## Input material

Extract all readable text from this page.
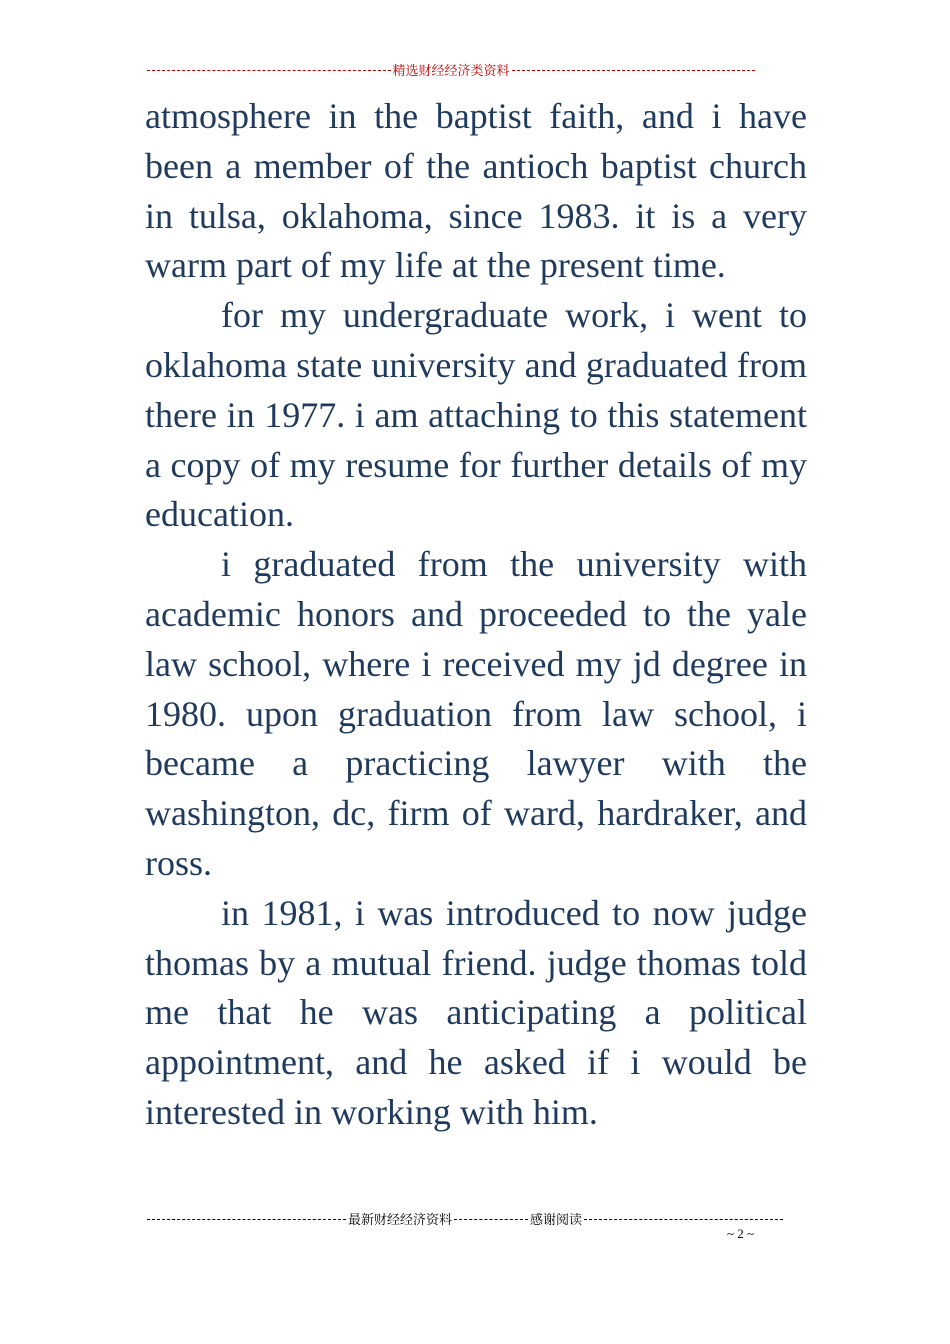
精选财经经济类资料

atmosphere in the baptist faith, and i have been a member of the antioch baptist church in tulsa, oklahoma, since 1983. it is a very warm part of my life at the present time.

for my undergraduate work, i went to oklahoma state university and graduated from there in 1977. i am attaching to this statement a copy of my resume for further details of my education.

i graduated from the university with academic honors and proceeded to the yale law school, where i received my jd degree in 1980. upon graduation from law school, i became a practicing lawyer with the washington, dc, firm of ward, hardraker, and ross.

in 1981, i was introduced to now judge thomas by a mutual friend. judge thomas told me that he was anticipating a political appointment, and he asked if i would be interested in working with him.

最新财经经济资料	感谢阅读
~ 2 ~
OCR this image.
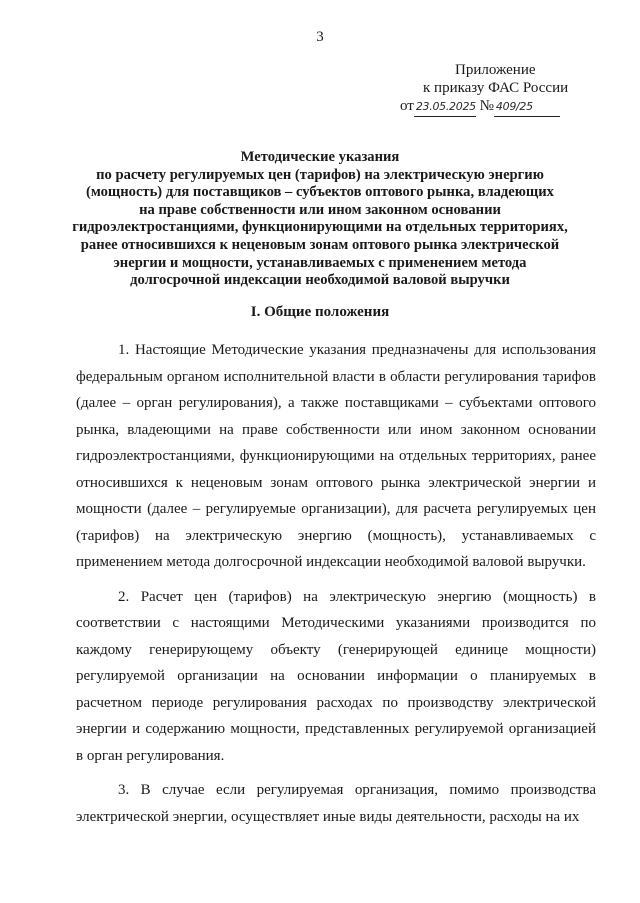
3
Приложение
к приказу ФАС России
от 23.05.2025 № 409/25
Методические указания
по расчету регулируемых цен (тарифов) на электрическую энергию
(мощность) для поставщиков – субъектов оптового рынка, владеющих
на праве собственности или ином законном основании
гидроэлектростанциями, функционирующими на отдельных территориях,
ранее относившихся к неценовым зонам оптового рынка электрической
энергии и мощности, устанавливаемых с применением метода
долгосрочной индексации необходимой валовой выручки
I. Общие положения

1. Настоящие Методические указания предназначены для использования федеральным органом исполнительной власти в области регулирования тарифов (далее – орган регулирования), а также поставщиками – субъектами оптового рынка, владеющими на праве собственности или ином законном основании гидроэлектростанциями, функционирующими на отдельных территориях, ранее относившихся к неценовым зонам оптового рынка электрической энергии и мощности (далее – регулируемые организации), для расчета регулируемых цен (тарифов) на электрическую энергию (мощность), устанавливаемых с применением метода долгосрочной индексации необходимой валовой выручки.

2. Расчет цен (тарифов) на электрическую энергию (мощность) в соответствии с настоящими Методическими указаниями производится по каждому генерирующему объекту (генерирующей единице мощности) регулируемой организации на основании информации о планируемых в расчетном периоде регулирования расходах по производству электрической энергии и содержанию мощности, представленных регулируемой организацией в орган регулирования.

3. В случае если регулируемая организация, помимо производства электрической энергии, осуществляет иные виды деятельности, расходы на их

## Task to carry out
Of the lines in the records, determine how many contain the word "индексации", and report that number alone.

## Task solution
2